§ **Set task**: Locate every line that holds the string "minorista" and copy it.

## START Dataset records

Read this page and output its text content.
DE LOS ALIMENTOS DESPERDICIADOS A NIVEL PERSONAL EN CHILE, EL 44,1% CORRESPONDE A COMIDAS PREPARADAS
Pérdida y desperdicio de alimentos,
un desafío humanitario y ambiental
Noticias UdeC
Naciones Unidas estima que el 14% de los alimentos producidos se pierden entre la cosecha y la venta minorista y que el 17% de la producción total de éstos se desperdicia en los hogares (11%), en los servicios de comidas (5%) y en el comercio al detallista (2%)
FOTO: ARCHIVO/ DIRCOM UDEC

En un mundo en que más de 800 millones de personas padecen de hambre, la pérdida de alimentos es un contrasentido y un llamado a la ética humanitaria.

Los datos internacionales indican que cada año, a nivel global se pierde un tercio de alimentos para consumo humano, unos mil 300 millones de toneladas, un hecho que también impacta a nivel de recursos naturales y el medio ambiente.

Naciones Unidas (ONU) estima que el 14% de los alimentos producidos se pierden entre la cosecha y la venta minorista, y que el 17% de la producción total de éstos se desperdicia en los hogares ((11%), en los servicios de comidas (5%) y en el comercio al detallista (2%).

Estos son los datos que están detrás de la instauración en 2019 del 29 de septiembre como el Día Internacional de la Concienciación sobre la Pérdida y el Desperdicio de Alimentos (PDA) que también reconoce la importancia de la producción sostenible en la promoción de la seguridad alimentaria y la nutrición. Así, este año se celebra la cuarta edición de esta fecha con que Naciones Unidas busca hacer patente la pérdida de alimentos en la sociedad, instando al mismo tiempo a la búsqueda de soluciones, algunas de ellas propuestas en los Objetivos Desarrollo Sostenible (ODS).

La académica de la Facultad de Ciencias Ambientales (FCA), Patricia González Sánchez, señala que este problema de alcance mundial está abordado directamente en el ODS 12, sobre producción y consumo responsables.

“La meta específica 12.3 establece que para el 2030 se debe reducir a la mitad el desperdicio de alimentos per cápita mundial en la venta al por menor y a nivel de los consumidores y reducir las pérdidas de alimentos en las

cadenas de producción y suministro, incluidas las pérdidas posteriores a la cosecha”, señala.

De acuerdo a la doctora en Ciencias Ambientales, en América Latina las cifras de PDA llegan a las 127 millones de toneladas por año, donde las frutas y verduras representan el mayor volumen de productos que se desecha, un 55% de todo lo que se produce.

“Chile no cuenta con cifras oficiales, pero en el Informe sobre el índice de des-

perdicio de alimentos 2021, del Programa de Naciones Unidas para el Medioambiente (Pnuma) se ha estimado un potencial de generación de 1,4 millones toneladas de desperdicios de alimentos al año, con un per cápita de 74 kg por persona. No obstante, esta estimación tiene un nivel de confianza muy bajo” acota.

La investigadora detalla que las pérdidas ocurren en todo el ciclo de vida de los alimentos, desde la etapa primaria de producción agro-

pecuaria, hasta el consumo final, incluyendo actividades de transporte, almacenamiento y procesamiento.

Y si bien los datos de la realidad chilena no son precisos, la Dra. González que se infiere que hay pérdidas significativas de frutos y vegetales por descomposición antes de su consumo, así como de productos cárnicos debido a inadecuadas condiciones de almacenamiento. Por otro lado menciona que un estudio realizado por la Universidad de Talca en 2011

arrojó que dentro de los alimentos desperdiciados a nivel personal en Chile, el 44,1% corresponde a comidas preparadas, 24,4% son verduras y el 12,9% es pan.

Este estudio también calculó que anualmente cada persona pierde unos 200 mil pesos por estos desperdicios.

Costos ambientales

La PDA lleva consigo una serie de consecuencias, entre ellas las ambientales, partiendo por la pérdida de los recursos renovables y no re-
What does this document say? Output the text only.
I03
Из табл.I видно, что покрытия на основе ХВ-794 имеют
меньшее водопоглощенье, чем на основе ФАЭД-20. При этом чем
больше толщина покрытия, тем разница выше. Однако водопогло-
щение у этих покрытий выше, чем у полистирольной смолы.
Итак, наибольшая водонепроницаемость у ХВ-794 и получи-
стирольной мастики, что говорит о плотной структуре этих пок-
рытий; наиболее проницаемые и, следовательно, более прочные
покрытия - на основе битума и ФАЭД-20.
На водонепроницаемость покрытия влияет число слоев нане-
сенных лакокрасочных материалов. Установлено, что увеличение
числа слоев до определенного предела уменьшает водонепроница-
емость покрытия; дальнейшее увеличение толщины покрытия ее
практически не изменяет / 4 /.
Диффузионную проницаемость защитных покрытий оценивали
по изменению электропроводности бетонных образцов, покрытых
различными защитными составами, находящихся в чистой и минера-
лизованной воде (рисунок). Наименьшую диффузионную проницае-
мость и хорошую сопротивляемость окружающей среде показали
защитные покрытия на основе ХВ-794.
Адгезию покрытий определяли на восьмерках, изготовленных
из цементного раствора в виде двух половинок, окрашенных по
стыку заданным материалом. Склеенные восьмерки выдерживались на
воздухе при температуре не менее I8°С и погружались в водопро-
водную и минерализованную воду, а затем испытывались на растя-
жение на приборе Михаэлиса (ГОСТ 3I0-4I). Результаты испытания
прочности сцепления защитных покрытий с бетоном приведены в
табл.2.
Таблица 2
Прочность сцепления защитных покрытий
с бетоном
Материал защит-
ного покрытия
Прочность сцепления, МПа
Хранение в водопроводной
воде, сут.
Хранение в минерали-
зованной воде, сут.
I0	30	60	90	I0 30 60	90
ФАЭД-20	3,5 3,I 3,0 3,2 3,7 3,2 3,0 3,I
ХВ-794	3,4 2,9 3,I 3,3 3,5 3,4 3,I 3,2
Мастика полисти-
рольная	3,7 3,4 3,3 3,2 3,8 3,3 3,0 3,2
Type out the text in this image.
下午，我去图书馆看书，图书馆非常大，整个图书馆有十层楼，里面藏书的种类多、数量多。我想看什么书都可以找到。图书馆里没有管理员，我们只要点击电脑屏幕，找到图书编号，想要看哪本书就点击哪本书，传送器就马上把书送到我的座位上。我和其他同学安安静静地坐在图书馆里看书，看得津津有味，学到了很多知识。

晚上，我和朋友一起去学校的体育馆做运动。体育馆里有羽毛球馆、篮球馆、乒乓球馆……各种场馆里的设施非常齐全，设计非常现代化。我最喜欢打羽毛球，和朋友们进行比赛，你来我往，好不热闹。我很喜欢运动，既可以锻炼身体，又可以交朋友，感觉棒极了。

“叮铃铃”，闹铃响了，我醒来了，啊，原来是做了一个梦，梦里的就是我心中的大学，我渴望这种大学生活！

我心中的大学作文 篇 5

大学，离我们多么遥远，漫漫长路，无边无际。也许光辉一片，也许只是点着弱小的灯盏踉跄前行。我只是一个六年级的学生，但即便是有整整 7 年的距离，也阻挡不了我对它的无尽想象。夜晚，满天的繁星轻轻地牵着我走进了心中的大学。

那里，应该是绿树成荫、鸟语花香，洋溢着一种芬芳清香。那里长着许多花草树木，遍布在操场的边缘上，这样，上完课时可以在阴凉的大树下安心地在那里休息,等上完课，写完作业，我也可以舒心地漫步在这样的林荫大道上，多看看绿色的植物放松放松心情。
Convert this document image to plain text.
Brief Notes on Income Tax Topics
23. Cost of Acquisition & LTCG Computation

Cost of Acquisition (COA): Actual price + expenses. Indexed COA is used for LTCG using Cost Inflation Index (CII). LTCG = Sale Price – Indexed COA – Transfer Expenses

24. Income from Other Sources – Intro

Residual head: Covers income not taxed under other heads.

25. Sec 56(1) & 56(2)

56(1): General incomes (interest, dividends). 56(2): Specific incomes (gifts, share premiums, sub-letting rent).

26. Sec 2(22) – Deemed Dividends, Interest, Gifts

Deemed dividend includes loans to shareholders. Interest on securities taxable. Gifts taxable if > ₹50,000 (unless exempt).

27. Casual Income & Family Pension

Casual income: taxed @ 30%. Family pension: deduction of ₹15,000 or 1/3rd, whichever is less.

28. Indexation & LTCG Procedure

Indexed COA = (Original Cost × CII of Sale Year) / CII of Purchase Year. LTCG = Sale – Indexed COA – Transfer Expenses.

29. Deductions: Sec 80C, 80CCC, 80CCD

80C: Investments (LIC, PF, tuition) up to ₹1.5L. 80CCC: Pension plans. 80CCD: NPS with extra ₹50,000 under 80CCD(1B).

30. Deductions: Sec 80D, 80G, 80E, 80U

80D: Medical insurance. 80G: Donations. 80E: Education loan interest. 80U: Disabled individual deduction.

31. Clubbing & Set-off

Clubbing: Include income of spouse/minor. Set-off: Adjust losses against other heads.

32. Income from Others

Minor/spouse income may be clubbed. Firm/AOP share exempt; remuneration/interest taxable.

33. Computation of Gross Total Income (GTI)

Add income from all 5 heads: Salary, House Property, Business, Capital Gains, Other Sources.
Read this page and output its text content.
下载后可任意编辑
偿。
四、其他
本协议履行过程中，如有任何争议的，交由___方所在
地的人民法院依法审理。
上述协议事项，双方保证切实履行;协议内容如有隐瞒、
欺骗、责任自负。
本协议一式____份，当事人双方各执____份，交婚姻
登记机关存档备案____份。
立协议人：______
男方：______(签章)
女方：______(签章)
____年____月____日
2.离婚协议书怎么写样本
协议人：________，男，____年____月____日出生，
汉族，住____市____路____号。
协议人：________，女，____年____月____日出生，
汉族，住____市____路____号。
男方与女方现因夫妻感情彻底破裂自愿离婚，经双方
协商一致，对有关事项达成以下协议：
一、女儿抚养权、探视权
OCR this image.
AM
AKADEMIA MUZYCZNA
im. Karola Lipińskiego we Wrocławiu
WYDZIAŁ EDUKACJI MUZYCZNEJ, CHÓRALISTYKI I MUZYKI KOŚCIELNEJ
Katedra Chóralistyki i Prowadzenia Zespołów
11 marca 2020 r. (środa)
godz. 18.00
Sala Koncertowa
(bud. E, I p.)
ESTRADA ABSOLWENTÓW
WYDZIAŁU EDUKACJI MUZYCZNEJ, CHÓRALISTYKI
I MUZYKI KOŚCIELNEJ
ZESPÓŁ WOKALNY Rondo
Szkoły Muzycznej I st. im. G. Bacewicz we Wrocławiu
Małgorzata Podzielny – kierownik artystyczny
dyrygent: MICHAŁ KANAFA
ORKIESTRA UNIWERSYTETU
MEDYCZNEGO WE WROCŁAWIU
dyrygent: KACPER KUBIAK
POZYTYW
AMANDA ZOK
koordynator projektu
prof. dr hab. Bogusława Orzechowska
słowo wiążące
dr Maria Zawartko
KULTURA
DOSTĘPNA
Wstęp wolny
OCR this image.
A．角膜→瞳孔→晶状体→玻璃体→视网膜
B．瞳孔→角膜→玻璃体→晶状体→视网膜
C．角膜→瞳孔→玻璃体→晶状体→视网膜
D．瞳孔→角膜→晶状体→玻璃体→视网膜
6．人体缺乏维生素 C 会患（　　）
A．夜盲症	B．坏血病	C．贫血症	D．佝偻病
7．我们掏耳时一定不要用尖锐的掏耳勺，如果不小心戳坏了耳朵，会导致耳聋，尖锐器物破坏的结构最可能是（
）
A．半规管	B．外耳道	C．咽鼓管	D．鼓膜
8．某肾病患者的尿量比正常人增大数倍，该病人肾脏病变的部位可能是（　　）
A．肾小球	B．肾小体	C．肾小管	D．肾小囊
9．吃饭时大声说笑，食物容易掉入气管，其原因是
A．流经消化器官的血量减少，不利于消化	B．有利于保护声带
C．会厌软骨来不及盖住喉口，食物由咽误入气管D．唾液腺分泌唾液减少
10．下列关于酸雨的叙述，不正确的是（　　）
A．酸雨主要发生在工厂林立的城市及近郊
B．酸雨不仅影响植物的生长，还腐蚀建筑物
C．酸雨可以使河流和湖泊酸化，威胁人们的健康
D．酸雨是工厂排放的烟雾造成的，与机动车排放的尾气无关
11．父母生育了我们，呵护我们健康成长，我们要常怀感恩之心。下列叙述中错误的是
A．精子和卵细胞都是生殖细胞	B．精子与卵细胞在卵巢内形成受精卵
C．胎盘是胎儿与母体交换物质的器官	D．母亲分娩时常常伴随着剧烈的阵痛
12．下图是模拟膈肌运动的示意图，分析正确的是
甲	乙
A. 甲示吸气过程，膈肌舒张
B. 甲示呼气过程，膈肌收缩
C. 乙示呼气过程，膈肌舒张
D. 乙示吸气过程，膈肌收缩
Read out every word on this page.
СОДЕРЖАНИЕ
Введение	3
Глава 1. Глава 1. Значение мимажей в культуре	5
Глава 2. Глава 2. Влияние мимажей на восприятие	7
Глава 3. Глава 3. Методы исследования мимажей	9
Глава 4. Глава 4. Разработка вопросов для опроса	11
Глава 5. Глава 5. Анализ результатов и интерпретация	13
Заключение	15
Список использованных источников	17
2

## END Dataset records

§ **In response**:
Naciones Unidas estima que el 14% de los alimentos producidos se pierden entre la cosecha y la venta minorista y que el 17% de la producción total de éstos se desperdicia en los hogares (11%), en los servicios de comidas (5%) y en el comercio al detallista (2%)
Naciones Unidas (ONU) estima que el 14% de los alimentos producidos se pierden entre la cosecha y la venta minorista, y que el 17% de la producción total de éstos se desperdicia en los hogares ((11%), en los servicios de comidas (5%) y en el comercio al detallista (2%).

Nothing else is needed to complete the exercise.